#### EXERCISE REQUIREMENTS
Exclude the pictures, then copy all remaining records exactly.

Collected data entries
-*-
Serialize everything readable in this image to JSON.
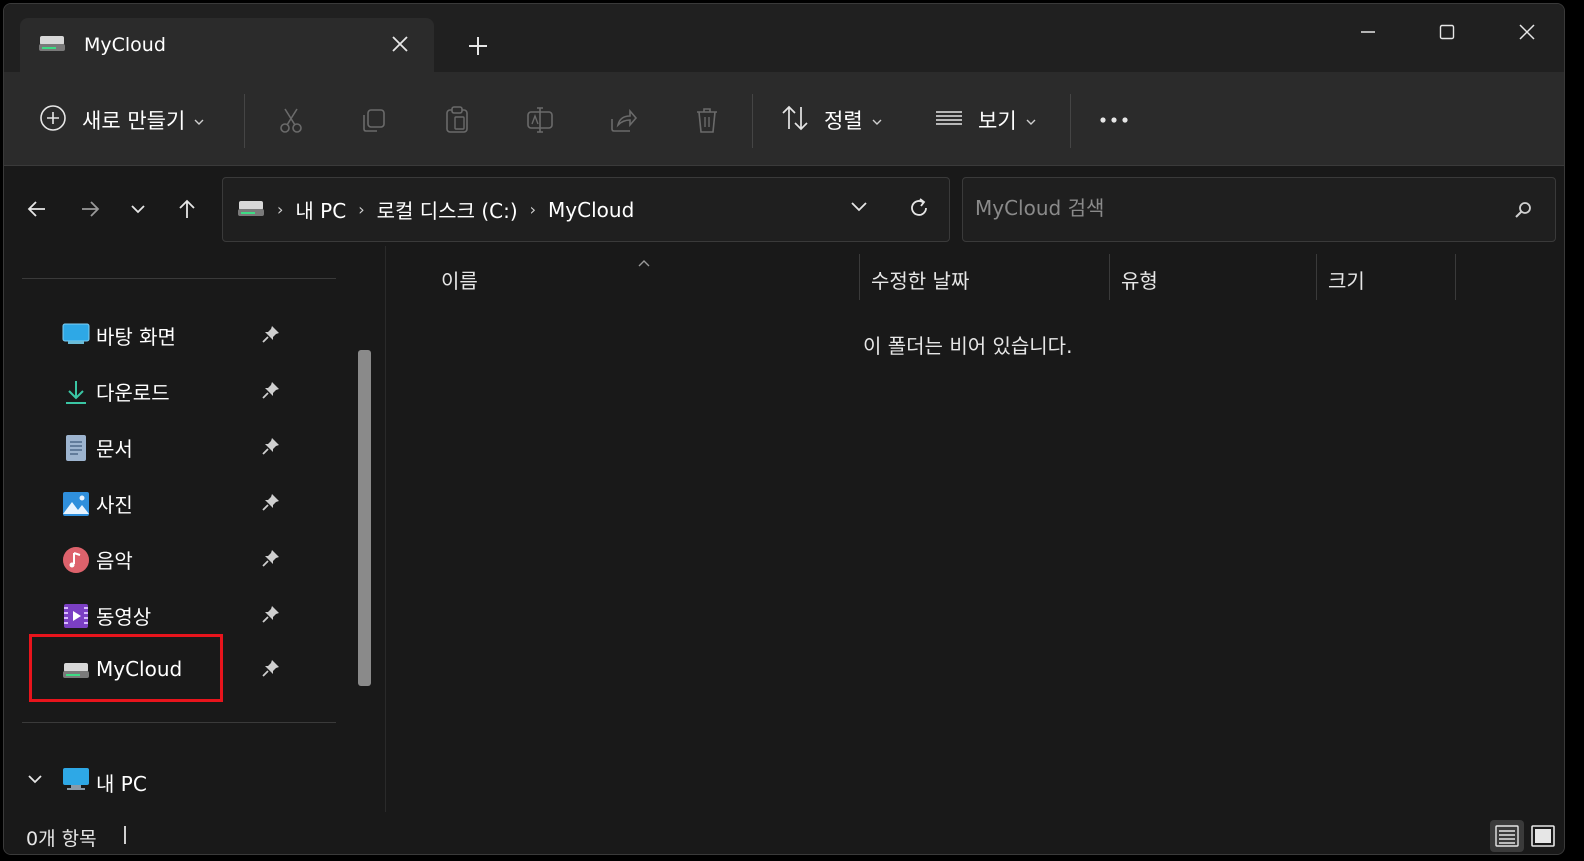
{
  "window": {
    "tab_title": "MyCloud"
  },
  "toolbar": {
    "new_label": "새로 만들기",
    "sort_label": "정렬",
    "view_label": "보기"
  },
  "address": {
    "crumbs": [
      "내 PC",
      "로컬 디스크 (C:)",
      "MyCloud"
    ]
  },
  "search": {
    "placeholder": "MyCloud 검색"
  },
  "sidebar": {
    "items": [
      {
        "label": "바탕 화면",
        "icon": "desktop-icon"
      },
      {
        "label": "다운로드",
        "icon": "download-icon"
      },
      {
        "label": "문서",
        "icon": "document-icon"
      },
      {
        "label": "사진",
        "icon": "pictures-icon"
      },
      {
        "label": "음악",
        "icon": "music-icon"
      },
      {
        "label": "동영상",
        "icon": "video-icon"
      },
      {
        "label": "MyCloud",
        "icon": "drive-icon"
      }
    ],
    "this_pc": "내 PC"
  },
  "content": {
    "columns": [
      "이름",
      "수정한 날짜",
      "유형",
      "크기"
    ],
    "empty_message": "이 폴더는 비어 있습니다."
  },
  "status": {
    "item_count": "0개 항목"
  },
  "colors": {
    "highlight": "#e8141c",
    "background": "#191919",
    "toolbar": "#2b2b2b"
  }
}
-*-
#### EXERCISE RESULT
Serialize everything readable in this image to JSON.
{
  "window": {
    "tab_title": "MyCloud"
  },
  "toolbar": {
    "new_label": "새로 만들기",
    "sort_label": "정렬",
    "view_label": "보기"
  },
  "address": {
    "crumbs": [
      "내 PC",
      "로컬 디스크 (C:)",
      "MyCloud"
    ]
  },
  "search": {
    "placeholder": "MyCloud 검색"
  },
  "sidebar": {
    "items": [
      {
        "label": "바탕 화면",
        "icon": "desktop-icon"
      },
      {
        "label": "다운로드",
        "icon": "download-icon"
      },
      {
        "label": "문서",
        "icon": "document-icon"
      },
      {
        "label": "사진",
        "icon": "pictures-icon"
      },
      {
        "label": "음악",
        "icon": "music-icon"
      },
      {
        "label": "동영상",
        "icon": "video-icon"
      },
      {
        "label": "MyCloud",
        "icon": "drive-icon"
      }
    ],
    "this_pc": "내 PC"
  },
  "content": {
    "columns": [
      "이름",
      "수정한 날짜",
      "유형",
      "크기"
    ],
    "empty_message": "이 폴더는 비어 있습니다."
  },
  "status": {
    "item_count": "0개 항목"
  },
  "colors": {
    "highlight": "#e8141c",
    "background": "#191919",
    "toolbar": "#2b2b2b"
  }
}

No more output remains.